Stored records:
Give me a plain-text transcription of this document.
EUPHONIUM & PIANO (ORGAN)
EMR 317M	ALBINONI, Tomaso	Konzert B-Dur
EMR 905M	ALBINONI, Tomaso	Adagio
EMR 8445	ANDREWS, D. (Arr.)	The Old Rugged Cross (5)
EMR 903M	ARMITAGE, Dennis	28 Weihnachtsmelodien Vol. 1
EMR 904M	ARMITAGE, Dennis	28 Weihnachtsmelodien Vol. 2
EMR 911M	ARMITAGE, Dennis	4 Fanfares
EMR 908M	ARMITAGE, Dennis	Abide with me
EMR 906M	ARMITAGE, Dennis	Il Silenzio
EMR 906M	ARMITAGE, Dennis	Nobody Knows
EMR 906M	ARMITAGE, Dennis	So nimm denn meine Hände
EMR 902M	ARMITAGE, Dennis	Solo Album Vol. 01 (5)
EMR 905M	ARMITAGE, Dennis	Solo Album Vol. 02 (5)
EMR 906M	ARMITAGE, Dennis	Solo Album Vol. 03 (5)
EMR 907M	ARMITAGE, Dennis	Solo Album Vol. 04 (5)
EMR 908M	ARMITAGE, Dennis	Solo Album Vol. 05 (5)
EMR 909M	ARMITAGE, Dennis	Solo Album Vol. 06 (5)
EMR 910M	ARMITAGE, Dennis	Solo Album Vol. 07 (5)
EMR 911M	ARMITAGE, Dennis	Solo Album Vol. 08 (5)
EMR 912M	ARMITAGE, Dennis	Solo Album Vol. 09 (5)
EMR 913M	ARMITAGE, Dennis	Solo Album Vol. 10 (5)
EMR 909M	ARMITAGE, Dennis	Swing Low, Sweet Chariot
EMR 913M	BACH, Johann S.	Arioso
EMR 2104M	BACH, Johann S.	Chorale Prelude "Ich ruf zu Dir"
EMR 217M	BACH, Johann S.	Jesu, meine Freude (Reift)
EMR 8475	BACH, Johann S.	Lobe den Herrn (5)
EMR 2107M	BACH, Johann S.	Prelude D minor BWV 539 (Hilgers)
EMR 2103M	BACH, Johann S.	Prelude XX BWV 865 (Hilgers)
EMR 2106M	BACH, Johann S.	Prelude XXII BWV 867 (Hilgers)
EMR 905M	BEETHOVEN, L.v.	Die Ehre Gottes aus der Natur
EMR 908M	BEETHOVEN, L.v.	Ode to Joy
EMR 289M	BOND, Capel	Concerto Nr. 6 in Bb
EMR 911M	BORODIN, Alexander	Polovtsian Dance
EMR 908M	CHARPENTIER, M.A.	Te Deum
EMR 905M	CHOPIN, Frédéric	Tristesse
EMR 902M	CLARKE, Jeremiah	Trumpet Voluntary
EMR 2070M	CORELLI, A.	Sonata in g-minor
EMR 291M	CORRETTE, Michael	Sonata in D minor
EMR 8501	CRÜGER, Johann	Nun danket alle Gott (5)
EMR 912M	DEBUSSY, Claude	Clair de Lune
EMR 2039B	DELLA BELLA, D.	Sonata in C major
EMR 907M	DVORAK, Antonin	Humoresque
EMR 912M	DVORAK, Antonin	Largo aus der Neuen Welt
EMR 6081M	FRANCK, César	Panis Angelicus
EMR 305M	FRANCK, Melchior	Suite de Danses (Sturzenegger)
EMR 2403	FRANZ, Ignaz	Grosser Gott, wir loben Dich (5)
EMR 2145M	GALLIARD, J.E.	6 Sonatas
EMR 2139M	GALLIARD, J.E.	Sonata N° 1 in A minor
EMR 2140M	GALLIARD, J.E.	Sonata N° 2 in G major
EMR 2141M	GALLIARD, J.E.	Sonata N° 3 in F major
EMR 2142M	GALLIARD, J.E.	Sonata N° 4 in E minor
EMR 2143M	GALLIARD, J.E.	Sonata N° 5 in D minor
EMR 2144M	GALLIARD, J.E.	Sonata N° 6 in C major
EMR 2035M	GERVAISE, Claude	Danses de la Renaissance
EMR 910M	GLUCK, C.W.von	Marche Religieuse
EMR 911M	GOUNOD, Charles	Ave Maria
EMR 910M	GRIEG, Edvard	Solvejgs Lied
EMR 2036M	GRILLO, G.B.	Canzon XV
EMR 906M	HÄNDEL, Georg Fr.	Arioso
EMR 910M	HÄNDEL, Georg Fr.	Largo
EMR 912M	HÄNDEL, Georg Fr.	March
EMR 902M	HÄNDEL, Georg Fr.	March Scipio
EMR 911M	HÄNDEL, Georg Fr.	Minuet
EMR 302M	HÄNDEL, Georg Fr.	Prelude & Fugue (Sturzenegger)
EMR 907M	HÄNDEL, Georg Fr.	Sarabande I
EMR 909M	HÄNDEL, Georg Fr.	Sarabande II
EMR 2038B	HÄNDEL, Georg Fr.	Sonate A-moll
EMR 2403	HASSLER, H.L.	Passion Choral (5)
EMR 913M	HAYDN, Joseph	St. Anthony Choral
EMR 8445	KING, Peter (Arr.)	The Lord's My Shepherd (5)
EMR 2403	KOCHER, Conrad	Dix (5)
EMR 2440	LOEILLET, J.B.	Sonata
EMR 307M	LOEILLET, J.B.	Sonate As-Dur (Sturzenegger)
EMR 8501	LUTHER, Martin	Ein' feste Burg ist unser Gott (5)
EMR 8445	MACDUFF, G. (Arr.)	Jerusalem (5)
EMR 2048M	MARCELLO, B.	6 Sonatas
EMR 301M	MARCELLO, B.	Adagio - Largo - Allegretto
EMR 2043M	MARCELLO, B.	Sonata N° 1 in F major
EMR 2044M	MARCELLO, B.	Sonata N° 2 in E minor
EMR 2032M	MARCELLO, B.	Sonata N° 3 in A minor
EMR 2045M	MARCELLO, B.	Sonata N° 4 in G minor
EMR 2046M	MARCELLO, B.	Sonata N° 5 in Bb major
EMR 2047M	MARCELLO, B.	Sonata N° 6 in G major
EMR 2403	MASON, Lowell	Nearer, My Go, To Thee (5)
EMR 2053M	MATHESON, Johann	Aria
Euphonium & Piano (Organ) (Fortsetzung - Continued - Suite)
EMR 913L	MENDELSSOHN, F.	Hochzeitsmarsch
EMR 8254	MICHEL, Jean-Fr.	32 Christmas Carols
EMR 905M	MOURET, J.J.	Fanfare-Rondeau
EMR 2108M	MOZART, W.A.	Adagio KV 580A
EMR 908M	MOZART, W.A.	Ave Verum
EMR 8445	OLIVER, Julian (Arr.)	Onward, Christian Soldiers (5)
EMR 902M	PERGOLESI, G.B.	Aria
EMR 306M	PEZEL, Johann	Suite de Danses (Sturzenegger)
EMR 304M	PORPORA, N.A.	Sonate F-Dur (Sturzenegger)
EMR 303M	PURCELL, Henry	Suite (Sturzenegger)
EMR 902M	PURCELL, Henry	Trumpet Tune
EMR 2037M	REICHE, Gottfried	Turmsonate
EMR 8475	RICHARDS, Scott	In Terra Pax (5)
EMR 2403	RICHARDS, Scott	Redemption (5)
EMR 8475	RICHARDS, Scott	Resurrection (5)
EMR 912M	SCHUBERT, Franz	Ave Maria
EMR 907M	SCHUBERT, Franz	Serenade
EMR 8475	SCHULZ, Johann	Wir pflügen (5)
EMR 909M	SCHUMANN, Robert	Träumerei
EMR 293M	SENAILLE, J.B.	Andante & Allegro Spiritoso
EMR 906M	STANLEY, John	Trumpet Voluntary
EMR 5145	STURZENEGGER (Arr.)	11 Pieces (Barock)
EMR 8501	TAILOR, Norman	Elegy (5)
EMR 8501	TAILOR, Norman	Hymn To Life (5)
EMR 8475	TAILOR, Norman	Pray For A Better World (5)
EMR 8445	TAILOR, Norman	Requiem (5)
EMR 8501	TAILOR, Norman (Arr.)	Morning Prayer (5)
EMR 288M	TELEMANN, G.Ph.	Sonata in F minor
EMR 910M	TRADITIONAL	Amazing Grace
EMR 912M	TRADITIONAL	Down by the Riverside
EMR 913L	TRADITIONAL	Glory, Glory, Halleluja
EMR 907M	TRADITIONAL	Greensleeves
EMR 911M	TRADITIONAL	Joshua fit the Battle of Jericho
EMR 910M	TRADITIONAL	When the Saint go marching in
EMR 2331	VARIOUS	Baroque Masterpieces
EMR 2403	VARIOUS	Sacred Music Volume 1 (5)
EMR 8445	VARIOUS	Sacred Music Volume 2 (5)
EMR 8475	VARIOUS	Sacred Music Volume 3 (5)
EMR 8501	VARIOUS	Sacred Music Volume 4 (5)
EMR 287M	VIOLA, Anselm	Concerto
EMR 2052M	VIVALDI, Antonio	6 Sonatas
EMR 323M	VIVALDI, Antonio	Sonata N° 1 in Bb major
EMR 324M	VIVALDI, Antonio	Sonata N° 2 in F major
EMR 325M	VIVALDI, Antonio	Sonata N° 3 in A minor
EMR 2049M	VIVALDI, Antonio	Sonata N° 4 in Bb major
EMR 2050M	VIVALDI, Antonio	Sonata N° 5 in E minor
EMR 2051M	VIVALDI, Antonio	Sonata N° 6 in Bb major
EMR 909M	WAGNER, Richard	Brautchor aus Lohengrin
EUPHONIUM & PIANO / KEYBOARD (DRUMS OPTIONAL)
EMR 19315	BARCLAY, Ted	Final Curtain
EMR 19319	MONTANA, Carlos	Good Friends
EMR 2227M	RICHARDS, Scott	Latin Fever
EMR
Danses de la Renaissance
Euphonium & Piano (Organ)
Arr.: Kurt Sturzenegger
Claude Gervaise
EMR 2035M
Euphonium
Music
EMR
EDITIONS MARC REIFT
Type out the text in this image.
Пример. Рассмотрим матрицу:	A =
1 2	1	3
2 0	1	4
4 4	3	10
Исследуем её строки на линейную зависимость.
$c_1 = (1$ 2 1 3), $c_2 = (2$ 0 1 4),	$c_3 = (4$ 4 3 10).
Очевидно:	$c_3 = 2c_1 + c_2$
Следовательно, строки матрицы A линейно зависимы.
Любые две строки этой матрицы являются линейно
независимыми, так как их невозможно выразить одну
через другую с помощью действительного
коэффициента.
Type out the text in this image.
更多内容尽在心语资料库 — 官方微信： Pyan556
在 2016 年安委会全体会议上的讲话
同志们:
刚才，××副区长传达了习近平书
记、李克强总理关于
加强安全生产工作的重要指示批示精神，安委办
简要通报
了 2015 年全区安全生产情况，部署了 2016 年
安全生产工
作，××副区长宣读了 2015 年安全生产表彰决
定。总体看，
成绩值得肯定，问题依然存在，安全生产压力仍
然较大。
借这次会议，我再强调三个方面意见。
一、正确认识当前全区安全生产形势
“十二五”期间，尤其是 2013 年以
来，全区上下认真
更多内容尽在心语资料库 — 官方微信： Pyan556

Task requirements: Each line above that includes "Weihnachtsmelodien" should be shown.

Output below:
EMR 903M	ARMITAGE, Dennis	28 Weihnachtsmelodien Vol. 1
EMR 904M	ARMITAGE, Dennis	28 Weihnachtsmelodien Vol. 2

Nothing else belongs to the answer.